WORK REQUIRED | Identify all lines in the listing that include the word "我问问你", and copy them out.

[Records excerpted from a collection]

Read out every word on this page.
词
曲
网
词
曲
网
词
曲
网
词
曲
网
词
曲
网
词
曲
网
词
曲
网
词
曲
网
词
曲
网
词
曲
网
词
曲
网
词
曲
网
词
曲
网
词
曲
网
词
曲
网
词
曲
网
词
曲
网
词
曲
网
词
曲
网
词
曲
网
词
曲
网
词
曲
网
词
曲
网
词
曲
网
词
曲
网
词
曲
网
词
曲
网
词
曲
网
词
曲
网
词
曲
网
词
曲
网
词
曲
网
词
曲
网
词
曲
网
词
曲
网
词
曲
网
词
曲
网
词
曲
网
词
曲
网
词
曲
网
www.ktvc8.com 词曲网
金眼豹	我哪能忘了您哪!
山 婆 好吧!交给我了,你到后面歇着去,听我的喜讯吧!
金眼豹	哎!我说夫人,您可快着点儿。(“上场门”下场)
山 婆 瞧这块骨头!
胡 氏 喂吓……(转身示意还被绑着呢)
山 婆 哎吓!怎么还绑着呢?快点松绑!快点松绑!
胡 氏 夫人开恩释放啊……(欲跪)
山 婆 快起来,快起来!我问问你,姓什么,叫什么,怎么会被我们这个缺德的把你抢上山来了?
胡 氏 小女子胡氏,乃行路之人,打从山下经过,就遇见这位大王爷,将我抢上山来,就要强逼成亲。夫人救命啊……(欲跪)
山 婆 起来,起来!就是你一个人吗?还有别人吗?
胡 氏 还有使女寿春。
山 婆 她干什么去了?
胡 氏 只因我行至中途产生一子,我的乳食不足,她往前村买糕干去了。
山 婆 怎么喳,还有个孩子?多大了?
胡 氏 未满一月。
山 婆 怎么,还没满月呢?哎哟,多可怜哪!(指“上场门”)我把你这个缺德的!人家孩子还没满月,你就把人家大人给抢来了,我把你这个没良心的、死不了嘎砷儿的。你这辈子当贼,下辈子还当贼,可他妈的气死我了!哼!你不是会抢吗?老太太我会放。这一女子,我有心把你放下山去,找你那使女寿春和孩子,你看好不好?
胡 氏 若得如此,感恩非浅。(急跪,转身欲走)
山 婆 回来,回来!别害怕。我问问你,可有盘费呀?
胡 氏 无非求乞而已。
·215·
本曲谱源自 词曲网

FINISHED TASK |
山 婆 快起来,快起来!我问问你,姓什么,叫什么,怎么会被我们这个缺德的把你抢上山来了?
山 婆 回来,回来!别害怕。我问问你,可有盘费呀?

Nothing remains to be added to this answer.